■ Material for the task ■
-------

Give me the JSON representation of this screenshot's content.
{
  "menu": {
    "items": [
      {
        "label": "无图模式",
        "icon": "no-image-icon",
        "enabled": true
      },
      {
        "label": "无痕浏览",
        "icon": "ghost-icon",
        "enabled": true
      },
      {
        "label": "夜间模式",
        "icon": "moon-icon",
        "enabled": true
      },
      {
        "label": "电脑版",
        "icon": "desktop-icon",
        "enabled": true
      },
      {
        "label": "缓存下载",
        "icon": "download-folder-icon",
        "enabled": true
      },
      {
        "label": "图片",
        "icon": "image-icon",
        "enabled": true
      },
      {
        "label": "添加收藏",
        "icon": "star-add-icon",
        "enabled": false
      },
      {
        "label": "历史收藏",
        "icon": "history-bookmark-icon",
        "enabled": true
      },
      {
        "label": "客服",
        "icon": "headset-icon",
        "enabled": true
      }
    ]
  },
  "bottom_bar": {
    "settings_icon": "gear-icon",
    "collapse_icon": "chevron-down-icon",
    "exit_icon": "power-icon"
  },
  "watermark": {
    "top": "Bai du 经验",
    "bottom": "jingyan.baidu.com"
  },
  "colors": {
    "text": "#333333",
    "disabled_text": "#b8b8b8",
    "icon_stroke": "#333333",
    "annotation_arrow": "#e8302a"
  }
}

-------

■ To do ■
Make a verbatim copy of every entry shown above.

■ Answer to this exercise ■
Give me the JSON representation of this screenshot's content.
{
  "menu": {
    "items": [
      {
        "label": "无图模式",
        "icon": "no-image-icon",
        "enabled": true
      },
      {
        "label": "无痕浏览",
        "icon": "ghost-icon",
        "enabled": true
      },
      {
        "label": "夜间模式",
        "icon": "moon-icon",
        "enabled": true
      },
      {
        "label": "电脑版",
        "icon": "desktop-icon",
        "enabled": true
      },
      {
        "label": "缓存下载",
        "icon": "download-folder-icon",
        "enabled": true
      },
      {
        "label": "图片",
        "icon": "image-icon",
        "enabled": true
      },
      {
        "label": "添加收藏",
        "icon": "star-add-icon",
        "enabled": false
      },
      {
        "label": "历史收藏",
        "icon": "history-bookmark-icon",
        "enabled": true
      },
      {
        "label": "客服",
        "icon": "headset-icon",
        "enabled": true
      }
    ]
  },
  "bottom_bar": {
    "settings_icon": "gear-icon",
    "collapse_icon": "chevron-down-icon",
    "exit_icon": "power-icon"
  },
  "watermark": {
    "top": "Bai du 经验",
    "bottom": "jingyan.baidu.com"
  },
  "colors": {
    "text": "#333333",
    "disabled_text": "#b8b8b8",
    "icon_stroke": "#333333",
    "annotation_arrow": "#e8302a"
  }
}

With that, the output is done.